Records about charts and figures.
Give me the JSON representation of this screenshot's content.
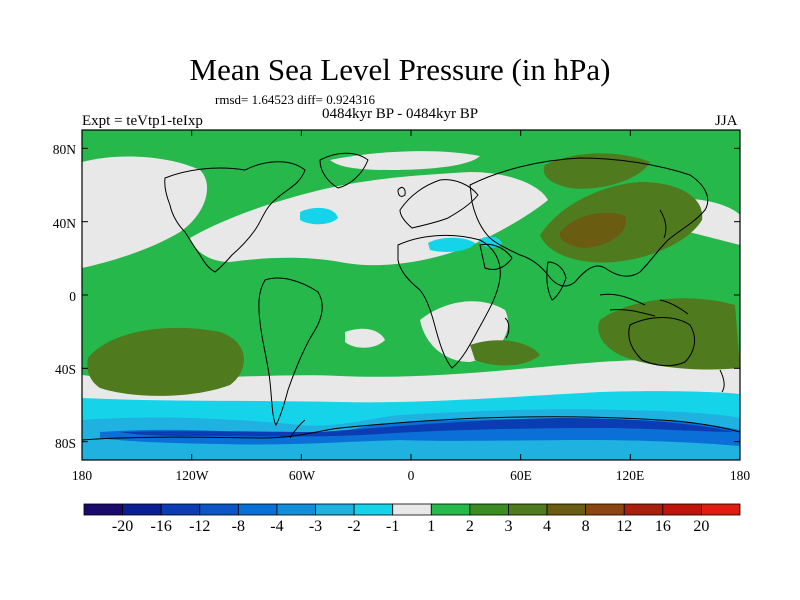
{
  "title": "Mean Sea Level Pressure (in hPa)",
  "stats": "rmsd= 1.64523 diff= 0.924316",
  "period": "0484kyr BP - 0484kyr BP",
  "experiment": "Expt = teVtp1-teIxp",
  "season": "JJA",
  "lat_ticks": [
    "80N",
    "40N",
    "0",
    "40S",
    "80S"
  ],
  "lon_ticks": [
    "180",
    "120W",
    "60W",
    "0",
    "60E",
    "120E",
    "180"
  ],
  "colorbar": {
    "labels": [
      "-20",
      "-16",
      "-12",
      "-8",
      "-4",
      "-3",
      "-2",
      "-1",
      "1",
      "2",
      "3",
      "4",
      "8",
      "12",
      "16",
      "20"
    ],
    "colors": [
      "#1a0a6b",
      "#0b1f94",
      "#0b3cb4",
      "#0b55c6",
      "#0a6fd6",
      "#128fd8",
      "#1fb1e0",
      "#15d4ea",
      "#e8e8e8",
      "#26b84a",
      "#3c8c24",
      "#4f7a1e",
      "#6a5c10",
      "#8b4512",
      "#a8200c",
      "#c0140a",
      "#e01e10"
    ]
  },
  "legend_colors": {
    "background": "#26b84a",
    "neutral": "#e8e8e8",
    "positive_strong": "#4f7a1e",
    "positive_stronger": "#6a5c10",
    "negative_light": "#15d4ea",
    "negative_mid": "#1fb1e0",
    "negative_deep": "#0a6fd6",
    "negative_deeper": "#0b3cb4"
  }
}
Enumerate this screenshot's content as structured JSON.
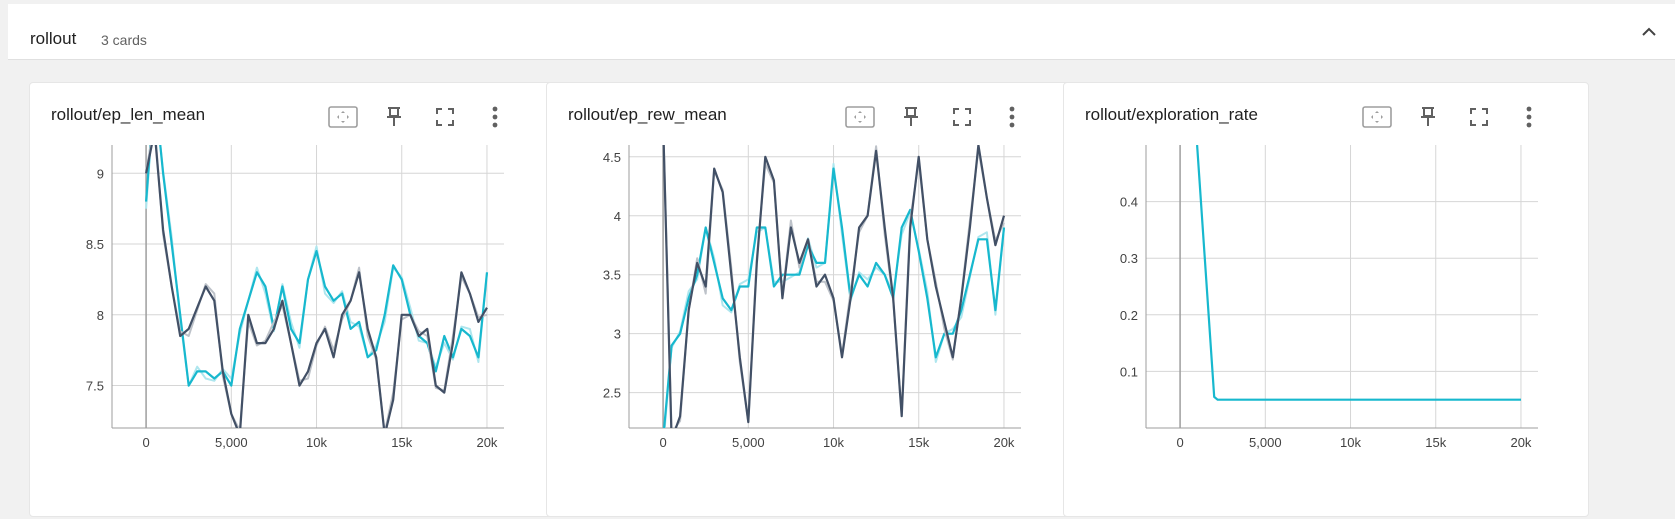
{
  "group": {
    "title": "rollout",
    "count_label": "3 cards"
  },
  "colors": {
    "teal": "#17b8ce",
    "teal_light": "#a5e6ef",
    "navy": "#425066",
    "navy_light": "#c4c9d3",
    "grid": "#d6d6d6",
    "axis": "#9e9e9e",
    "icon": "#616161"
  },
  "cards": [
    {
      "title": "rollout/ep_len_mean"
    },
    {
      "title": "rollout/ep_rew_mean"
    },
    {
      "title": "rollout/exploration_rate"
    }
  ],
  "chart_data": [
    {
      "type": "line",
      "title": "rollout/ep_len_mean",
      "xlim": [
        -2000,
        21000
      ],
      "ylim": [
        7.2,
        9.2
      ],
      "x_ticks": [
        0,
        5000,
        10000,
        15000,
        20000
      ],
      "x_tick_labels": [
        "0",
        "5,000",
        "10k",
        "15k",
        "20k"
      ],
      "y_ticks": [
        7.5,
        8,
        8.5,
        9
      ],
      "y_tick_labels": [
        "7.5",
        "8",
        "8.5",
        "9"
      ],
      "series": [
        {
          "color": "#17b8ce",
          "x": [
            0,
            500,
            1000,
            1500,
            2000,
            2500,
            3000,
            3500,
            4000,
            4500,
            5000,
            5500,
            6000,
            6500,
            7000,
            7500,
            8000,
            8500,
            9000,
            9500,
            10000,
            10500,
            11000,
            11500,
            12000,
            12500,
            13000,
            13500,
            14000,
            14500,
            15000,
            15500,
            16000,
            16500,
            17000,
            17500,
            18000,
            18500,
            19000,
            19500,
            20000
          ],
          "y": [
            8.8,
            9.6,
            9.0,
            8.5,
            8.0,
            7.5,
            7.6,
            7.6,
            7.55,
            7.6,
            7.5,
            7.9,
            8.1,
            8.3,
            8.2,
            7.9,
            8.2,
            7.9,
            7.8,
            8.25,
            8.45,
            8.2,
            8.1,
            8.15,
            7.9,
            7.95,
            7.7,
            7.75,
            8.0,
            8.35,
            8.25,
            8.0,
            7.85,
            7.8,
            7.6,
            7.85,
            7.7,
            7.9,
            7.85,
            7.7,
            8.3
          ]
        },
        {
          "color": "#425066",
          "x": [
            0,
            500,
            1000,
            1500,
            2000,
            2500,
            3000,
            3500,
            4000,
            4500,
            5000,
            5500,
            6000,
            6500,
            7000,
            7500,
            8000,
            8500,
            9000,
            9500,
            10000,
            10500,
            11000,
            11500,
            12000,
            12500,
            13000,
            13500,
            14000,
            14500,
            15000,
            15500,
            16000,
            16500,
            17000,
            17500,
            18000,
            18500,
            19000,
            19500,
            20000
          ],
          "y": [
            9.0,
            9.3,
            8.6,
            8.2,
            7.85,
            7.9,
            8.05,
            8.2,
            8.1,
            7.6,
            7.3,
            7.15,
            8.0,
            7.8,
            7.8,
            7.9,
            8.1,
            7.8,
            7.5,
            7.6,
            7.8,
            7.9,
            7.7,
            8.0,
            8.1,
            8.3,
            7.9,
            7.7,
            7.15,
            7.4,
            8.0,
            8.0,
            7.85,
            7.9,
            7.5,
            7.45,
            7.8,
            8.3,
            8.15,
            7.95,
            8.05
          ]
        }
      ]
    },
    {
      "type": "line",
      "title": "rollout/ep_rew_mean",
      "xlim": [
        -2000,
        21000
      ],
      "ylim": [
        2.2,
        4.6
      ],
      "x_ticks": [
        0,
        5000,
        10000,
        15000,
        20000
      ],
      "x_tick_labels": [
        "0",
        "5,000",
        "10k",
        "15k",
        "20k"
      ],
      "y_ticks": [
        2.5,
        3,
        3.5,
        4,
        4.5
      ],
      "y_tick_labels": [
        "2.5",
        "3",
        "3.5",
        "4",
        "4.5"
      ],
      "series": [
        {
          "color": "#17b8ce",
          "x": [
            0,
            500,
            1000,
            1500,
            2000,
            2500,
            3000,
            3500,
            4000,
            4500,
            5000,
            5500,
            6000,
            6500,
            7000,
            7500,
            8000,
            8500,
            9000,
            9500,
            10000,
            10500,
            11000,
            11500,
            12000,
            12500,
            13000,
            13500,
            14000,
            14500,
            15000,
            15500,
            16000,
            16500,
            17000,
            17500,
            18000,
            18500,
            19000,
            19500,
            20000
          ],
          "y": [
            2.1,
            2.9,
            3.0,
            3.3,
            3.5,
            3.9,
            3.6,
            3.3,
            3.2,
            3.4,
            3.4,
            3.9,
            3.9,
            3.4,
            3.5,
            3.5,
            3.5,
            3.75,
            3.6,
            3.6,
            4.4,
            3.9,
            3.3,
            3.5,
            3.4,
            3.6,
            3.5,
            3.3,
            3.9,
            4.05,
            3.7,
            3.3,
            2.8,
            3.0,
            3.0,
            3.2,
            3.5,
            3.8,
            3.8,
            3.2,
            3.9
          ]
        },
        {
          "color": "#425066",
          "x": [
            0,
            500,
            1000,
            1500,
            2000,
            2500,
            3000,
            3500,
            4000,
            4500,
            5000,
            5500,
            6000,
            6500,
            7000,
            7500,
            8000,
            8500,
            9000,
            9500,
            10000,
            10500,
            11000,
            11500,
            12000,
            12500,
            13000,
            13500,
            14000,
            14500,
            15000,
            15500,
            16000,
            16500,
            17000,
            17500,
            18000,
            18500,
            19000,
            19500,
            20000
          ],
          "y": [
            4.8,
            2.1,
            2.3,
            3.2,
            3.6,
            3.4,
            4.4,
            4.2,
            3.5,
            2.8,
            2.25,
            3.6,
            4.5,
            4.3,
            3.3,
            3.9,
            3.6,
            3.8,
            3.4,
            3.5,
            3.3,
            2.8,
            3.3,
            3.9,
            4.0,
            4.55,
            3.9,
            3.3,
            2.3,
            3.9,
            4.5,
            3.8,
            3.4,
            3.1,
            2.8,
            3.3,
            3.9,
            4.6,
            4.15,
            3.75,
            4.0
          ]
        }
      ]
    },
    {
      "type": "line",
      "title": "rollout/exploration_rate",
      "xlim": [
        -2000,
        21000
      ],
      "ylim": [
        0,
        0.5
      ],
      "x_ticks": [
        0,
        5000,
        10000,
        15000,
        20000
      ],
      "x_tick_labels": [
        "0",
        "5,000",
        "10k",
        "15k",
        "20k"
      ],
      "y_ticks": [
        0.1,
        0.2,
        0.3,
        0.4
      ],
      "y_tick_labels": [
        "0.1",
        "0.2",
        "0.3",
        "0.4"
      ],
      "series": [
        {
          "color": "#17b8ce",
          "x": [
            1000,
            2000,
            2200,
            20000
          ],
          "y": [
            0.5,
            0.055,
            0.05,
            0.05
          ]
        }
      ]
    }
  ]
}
* * *
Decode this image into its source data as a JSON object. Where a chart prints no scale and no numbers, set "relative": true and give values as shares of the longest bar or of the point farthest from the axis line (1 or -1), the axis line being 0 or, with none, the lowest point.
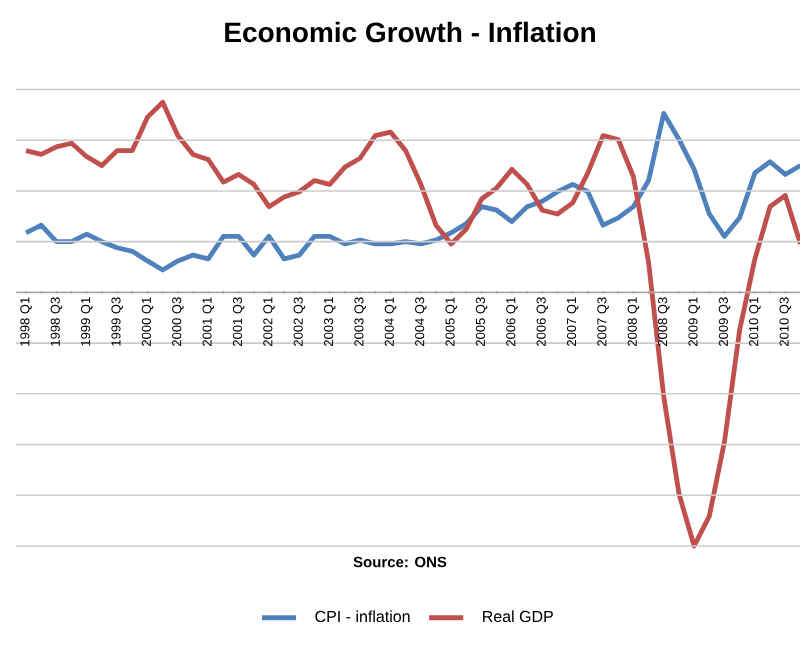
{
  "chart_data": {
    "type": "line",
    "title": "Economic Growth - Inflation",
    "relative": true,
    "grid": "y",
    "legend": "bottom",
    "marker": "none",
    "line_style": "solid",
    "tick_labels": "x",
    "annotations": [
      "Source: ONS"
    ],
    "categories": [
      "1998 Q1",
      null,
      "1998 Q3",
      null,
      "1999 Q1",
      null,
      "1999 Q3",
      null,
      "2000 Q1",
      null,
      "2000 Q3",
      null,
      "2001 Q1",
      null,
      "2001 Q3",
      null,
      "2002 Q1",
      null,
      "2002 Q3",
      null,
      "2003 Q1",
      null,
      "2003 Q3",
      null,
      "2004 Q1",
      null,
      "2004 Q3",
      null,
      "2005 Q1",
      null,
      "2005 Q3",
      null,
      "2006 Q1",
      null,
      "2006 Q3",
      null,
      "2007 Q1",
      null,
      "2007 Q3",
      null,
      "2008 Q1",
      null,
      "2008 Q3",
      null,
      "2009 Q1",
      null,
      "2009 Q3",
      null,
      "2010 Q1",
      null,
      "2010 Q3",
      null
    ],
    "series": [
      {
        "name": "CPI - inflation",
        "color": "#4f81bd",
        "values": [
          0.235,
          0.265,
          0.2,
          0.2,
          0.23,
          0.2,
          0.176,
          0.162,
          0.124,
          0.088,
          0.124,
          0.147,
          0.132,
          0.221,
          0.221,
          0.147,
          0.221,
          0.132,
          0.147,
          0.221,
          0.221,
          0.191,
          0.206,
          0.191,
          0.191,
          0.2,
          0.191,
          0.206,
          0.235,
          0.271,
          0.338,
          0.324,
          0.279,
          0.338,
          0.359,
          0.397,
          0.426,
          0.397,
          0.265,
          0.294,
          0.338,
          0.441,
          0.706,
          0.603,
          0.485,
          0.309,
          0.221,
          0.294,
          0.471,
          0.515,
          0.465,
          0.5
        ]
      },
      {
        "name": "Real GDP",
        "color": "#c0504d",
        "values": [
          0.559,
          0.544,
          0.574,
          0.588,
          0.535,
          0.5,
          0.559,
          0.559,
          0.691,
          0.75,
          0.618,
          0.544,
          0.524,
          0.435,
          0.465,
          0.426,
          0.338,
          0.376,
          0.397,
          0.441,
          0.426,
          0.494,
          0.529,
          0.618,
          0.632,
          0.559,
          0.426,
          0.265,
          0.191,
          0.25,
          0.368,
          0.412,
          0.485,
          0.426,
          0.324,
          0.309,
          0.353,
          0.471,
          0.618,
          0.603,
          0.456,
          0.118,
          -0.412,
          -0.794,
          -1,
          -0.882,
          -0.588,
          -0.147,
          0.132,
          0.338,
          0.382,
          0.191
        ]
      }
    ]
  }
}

PROBLEM. Only lines with "axis" are wanted here; list each of them.

TASK RESPONSE.
    "axis": "#9e9e9e",
Decode this image into its source data as a JSON object. Where a chart prints no scale and no numbers, set "relative": true and give values as shares of the longest bar or of the point farthest from the axis line (1 or -1), the axis line being 0 or, with none, the lowest point.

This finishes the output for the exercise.